■ **Stated problem 1**: Why does the Kaggle survey notebook draw on the three earlier years of surveys as well as the 2020 data? Answer in one to three sentences.
■ **Stated problem 2**: From the Kaggle survey notebook, restate word for word the part that opens with the words containing "# What Beginner" and closes with "evolved over time.".

# What Beginner Language is Best?

Like many Kagglers, I do software and data science for a living. Tech is always changing, and there are always new languages and platforms out there to learn. I don't have infinite time, so I'm wondering: based off of the kaggle survey data, which tech looks like it's up and coming? What languages and platforms are worthwhile to learn next, whether you're an experienced programmer or new to the field?

While the 2020 data has plenty to dig into, we can also make use of the previous three years of surveys to get a sense of how tech popularity has evolved over time.

### Import and Clean Data

In [None]:
import numpy as np
import pandas as pd
import seaborn as sns
import datetime as dt
import matplotlib.pyplot as plt
import re

sns.set(style='white', context='notebook', palette='hls')

■ **Dataset entries**:

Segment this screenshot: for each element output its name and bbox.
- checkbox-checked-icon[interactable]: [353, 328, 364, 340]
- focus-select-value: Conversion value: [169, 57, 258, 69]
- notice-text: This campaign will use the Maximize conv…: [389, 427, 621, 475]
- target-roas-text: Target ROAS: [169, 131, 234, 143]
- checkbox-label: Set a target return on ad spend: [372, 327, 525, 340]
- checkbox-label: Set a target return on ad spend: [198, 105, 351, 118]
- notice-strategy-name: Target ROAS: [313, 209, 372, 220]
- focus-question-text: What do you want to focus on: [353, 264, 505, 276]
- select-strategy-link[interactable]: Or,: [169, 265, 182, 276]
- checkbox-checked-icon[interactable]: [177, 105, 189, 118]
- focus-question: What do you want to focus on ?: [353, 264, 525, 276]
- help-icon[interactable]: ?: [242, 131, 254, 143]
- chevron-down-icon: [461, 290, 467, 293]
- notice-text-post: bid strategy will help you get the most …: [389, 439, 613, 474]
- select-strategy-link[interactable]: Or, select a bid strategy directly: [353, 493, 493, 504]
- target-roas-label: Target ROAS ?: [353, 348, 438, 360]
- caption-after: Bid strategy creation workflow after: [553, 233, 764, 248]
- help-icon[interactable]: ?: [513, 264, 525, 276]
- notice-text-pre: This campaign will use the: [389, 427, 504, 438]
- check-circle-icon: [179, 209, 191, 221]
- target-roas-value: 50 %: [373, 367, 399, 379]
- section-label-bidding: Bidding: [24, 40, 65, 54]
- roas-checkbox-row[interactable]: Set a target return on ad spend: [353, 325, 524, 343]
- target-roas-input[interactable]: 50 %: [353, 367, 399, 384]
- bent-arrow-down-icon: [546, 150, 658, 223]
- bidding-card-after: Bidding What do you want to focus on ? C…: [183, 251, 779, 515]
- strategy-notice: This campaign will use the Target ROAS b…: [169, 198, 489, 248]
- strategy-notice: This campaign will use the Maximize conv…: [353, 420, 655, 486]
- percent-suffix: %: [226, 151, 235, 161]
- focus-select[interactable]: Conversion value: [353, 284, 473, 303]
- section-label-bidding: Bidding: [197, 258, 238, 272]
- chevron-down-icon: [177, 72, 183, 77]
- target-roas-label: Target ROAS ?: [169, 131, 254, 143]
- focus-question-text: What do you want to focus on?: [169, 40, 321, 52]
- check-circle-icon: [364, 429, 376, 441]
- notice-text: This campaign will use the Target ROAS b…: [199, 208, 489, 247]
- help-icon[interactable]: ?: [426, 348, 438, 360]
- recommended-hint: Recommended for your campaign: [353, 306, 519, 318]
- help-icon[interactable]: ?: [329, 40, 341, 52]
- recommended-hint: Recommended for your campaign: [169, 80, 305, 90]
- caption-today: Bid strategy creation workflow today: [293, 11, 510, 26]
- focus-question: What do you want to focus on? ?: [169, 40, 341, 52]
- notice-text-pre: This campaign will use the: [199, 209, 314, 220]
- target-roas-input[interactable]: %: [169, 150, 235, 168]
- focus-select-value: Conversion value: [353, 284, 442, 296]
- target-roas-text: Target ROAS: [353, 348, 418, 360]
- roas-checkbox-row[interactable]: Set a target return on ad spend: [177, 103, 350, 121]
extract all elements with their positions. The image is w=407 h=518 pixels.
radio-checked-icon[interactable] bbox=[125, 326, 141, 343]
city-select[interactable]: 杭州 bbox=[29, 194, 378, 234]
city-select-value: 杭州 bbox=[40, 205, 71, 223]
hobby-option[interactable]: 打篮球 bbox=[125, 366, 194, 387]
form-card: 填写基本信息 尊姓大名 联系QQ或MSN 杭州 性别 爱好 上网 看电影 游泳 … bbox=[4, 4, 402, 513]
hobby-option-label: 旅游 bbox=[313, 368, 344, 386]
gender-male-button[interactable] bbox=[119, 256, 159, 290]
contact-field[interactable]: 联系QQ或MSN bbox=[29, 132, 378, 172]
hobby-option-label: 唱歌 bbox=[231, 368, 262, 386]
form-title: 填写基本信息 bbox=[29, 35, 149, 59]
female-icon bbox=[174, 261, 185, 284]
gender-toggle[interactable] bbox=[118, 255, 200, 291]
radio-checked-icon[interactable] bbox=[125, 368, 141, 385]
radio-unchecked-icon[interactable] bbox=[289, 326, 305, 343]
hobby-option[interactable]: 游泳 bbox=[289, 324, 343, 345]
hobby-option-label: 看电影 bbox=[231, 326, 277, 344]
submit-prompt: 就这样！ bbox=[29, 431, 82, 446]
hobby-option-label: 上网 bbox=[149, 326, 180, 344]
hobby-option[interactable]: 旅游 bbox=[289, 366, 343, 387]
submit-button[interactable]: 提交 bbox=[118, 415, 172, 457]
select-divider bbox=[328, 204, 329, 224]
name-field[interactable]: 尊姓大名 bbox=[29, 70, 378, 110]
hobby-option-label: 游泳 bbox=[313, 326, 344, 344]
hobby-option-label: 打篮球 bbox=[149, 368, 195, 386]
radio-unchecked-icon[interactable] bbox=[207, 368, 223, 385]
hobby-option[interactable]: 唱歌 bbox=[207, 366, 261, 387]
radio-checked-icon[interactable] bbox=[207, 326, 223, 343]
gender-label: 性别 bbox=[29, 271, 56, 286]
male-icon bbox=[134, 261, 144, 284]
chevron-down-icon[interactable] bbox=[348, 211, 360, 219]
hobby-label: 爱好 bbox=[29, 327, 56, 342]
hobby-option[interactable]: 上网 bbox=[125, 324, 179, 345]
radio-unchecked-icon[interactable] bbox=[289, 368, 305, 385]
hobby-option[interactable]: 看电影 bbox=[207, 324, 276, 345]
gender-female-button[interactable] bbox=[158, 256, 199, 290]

■ **Written response 1**: The earlier surveys show how tech popularity has evolved over time. The 2020 data alone has plenty to dig into, but it does not show that change.

■ **Written response 2**:
# What Beginner Language is Best?

Like many Kagglers, I do software and data science for a living. Tech is always changing, and there are always new languages and platforms out there to learn. I don't have infinite time, so I'm wondering: based off of the kaggle survey data, which tech looks like it's up and coming? What languages and platforms are worthwhile to learn next, whether you're an experienced programmer or new to the field?

While the 2020 data has plenty to dig into, we can also make use of the previous three years of surveys to get a sense of how tech popularity has evolved over time.